● **Given exercise**: Select from the records below every line that has the word "населенный" in it.
** Begin **
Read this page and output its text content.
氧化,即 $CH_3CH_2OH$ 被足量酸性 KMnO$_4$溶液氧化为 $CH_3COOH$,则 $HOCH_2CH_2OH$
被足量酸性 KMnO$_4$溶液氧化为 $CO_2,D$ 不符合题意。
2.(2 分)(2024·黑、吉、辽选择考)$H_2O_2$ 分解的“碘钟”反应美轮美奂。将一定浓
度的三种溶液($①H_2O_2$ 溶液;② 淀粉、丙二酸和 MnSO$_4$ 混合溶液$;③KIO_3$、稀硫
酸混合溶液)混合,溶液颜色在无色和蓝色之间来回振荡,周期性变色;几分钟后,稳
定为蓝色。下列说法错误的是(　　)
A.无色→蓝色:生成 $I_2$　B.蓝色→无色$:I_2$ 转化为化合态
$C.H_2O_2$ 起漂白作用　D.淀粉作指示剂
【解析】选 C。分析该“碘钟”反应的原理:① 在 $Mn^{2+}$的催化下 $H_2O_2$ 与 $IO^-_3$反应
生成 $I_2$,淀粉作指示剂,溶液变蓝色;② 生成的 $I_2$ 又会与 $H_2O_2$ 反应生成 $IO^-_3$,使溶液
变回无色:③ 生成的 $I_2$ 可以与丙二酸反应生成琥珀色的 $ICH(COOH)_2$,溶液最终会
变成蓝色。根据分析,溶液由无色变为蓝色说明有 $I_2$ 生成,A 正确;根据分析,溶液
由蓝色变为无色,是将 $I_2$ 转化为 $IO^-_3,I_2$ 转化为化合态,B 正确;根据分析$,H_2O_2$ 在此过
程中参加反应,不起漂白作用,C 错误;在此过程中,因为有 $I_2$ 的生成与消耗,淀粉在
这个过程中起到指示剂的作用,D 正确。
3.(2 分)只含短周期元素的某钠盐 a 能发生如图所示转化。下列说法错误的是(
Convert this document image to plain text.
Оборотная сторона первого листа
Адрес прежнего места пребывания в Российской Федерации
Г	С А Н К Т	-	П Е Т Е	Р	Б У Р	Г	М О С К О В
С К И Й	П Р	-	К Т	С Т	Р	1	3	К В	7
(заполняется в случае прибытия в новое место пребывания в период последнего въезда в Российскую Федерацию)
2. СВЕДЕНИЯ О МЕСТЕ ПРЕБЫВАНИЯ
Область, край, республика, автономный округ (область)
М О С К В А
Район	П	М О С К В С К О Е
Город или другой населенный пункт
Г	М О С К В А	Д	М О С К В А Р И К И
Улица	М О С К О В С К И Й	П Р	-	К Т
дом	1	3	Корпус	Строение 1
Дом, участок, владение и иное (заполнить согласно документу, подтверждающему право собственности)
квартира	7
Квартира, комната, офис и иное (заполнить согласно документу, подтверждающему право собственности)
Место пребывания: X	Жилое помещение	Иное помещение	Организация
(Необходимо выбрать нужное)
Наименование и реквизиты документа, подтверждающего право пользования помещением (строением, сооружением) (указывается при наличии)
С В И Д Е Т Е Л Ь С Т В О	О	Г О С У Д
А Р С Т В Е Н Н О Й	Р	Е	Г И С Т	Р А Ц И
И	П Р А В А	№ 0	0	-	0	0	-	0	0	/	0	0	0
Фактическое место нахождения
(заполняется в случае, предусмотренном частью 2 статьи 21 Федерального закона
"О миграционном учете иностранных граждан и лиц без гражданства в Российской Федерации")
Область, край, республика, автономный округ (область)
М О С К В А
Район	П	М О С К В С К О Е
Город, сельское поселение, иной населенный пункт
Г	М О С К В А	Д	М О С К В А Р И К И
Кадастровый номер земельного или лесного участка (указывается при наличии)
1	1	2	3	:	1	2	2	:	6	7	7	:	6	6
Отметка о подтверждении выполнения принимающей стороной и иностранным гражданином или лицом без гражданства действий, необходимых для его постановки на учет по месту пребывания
** End **
● **Solution for this exercise**:
Город или другой населенный пункт
Город, сельское поселение, иной населенный пункт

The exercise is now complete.